### Work required:
Extract each line of the data below exactly as written.
━━━
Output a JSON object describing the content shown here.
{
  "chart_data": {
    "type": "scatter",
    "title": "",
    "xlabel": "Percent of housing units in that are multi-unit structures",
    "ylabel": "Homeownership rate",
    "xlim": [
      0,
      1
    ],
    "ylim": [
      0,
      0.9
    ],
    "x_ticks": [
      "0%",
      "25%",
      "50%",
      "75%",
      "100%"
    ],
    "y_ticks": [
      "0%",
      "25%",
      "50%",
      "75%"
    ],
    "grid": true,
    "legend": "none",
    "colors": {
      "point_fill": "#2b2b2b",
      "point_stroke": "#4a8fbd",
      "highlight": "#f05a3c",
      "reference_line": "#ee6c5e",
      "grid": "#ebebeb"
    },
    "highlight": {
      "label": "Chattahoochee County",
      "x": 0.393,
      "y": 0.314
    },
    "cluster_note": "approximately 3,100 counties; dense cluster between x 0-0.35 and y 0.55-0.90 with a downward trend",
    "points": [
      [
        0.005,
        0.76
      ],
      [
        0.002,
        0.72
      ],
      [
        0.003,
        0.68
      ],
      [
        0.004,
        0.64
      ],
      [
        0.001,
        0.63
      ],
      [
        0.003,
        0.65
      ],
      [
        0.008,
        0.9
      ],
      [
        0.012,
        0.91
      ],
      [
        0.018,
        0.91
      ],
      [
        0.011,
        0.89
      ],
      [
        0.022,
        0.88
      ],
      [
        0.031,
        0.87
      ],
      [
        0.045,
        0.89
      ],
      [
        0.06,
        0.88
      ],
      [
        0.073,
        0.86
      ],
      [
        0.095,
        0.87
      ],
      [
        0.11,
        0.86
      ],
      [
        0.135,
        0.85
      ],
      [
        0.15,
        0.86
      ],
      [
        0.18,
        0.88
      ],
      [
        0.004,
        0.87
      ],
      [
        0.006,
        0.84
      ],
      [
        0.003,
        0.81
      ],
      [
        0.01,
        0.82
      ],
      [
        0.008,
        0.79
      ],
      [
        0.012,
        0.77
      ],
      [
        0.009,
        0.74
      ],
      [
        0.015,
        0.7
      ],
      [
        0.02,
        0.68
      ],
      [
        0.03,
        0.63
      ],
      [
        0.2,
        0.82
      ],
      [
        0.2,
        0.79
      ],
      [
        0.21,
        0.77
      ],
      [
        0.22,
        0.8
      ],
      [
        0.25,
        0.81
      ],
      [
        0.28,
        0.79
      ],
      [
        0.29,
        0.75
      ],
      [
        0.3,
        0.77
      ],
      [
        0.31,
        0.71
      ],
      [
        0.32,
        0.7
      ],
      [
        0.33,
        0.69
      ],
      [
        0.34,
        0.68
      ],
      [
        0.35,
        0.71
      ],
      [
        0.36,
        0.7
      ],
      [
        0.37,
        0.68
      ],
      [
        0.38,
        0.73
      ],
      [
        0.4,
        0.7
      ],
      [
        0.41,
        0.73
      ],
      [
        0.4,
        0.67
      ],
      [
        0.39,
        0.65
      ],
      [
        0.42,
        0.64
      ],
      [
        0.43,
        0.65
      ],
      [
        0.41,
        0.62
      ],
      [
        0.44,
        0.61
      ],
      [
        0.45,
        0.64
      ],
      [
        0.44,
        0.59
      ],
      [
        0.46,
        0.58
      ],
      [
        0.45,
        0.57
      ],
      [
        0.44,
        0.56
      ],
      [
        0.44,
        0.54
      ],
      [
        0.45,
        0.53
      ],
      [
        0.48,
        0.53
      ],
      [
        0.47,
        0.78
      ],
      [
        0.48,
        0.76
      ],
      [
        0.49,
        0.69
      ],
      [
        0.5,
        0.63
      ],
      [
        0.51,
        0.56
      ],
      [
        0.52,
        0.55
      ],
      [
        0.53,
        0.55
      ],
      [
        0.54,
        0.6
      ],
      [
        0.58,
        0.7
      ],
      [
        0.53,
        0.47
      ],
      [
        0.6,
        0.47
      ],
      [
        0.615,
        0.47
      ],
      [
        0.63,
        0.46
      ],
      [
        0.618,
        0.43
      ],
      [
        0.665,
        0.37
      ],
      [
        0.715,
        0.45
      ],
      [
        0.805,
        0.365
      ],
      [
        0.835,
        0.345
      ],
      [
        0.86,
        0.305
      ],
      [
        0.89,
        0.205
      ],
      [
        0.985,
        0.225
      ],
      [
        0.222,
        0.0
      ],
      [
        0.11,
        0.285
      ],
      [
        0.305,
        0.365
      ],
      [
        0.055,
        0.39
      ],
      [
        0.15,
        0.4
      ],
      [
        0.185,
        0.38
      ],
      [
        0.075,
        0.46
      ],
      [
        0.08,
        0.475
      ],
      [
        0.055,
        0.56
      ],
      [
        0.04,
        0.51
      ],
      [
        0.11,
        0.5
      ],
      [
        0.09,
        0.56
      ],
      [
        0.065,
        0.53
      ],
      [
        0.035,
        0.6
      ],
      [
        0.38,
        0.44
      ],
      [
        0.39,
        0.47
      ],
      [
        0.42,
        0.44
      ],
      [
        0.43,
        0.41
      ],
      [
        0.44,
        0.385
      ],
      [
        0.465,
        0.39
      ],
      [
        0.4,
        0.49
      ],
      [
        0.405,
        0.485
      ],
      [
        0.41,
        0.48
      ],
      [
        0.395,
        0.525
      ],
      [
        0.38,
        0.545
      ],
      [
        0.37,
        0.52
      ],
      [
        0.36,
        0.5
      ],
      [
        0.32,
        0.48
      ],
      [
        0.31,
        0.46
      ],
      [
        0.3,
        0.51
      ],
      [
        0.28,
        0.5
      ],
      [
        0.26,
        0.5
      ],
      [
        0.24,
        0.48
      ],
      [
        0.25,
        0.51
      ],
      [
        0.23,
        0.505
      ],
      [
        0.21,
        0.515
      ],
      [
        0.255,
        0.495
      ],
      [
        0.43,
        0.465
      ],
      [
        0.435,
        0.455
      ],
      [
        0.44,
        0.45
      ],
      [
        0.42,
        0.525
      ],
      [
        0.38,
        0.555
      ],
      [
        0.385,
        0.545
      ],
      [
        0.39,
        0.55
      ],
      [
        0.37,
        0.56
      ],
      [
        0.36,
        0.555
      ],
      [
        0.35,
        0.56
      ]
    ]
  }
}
━━━
### Result:
Output a JSON object describing the content shown here.
{
  "chart_data": {
    "type": "scatter",
    "title": "",
    "xlabel": "Percent of housing units in that are multi-unit structures",
    "ylabel": "Homeownership rate",
    "xlim": [
      0,
      1
    ],
    "ylim": [
      0,
      0.9
    ],
    "x_ticks": [
      "0%",
      "25%",
      "50%",
      "75%",
      "100%"
    ],
    "y_ticks": [
      "0%",
      "25%",
      "50%",
      "75%"
    ],
    "grid": true,
    "legend": "none",
    "colors": {
      "point_fill": "#2b2b2b",
      "point_stroke": "#4a8fbd",
      "highlight": "#f05a3c",
      "reference_line": "#ee6c5e",
      "grid": "#ebebeb"
    },
    "highlight": {
      "label": "Chattahoochee County",
      "x": 0.393,
      "y": 0.314
    },
    "cluster_note": "approximately 3,100 counties; dense cluster between x 0-0.35 and y 0.55-0.90 with a downward trend",
    "points": [
      [
        0.005,
        0.76
      ],
      [
        0.002,
        0.72
      ],
      [
        0.003,
        0.68
      ],
      [
        0.004,
        0.64
      ],
      [
        0.001,
        0.63
      ],
      [
        0.003,
        0.65
      ],
      [
        0.008,
        0.9
      ],
      [
        0.012,
        0.91
      ],
      [
        0.018,
        0.91
      ],
      [
        0.011,
        0.89
      ],
      [
        0.022,
        0.88
      ],
      [
        0.031,
        0.87
      ],
      [
        0.045,
        0.89
      ],
      [
        0.06,
        0.88
      ],
      [
        0.073,
        0.86
      ],
      [
        0.095,
        0.87
      ],
      [
        0.11,
        0.86
      ],
      [
        0.135,
        0.85
      ],
      [
        0.15,
        0.86
      ],
      [
        0.18,
        0.88
      ],
      [
        0.004,
        0.87
      ],
      [
        0.006,
        0.84
      ],
      [
        0.003,
        0.81
      ],
      [
        0.01,
        0.82
      ],
      [
        0.008,
        0.79
      ],
      [
        0.012,
        0.77
      ],
      [
        0.009,
        0.74
      ],
      [
        0.015,
        0.7
      ],
      [
        0.02,
        0.68
      ],
      [
        0.03,
        0.63
      ],
      [
        0.2,
        0.82
      ],
      [
        0.2,
        0.79
      ],
      [
        0.21,
        0.77
      ],
      [
        0.22,
        0.8
      ],
      [
        0.25,
        0.81
      ],
      [
        0.28,
        0.79
      ],
      [
        0.29,
        0.75
      ],
      [
        0.3,
        0.77
      ],
      [
        0.31,
        0.71
      ],
      [
        0.32,
        0.7
      ],
      [
        0.33,
        0.69
      ],
      [
        0.34,
        0.68
      ],
      [
        0.35,
        0.71
      ],
      [
        0.36,
        0.7
      ],
      [
        0.37,
        0.68
      ],
      [
        0.38,
        0.73
      ],
      [
        0.4,
        0.7
      ],
      [
        0.41,
        0.73
      ],
      [
        0.4,
        0.67
      ],
      [
        0.39,
        0.65
      ],
      [
        0.42,
        0.64
      ],
      [
        0.43,
        0.65
      ],
      [
        0.41,
        0.62
      ],
      [
        0.44,
        0.61
      ],
      [
        0.45,
        0.64
      ],
      [
        0.44,
        0.59
      ],
      [
        0.46,
        0.58
      ],
      [
        0.45,
        0.57
      ],
      [
        0.44,
        0.56
      ],
      [
        0.44,
        0.54
      ],
      [
        0.45,
        0.53
      ],
      [
        0.48,
        0.53
      ],
      [
        0.47,
        0.78
      ],
      [
        0.48,
        0.76
      ],
      [
        0.49,
        0.69
      ],
      [
        0.5,
        0.63
      ],
      [
        0.51,
        0.56
      ],
      [
        0.52,
        0.55
      ],
      [
        0.53,
        0.55
      ],
      [
        0.54,
        0.6
      ],
      [
        0.58,
        0.7
      ],
      [
        0.53,
        0.47
      ],
      [
        0.6,
        0.47
      ],
      [
        0.615,
        0.47
      ],
      [
        0.63,
        0.46
      ],
      [
        0.618,
        0.43
      ],
      [
        0.665,
        0.37
      ],
      [
        0.715,
        0.45
      ],
      [
        0.805,
        0.365
      ],
      [
        0.835,
        0.345
      ],
      [
        0.86,
        0.305
      ],
      [
        0.89,
        0.205
      ],
      [
        0.985,
        0.225
      ],
      [
        0.222,
        0.0
      ],
      [
        0.11,
        0.285
      ],
      [
        0.305,
        0.365
      ],
      [
        0.055,
        0.39
      ],
      [
        0.15,
        0.4
      ],
      [
        0.185,
        0.38
      ],
      [
        0.075,
        0.46
      ],
      [
        0.08,
        0.475
      ],
      [
        0.055,
        0.56
      ],
      [
        0.04,
        0.51
      ],
      [
        0.11,
        0.5
      ],
      [
        0.09,
        0.56
      ],
      [
        0.065,
        0.53
      ],
      [
        0.035,
        0.6
      ],
      [
        0.38,
        0.44
      ],
      [
        0.39,
        0.47
      ],
      [
        0.42,
        0.44
      ],
      [
        0.43,
        0.41
      ],
      [
        0.44,
        0.385
      ],
      [
        0.465,
        0.39
      ],
      [
        0.4,
        0.49
      ],
      [
        0.405,
        0.485
      ],
      [
        0.41,
        0.48
      ],
      [
        0.395,
        0.525
      ],
      [
        0.38,
        0.545
      ],
      [
        0.37,
        0.52
      ],
      [
        0.36,
        0.5
      ],
      [
        0.32,
        0.48
      ],
      [
        0.31,
        0.46
      ],
      [
        0.3,
        0.51
      ],
      [
        0.28,
        0.5
      ],
      [
        0.26,
        0.5
      ],
      [
        0.24,
        0.48
      ],
      [
        0.25,
        0.51
      ],
      [
        0.23,
        0.505
      ],
      [
        0.21,
        0.515
      ],
      [
        0.255,
        0.495
      ],
      [
        0.43,
        0.465
      ],
      [
        0.435,
        0.455
      ],
      [
        0.44,
        0.45
      ],
      [
        0.42,
        0.525
      ],
      [
        0.38,
        0.555
      ],
      [
        0.385,
        0.545
      ],
      [
        0.39,
        0.55
      ],
      [
        0.37,
        0.56
      ],
      [
        0.36,
        0.555
      ],
      [
        0.35,
        0.56
      ]
    ]
  }
}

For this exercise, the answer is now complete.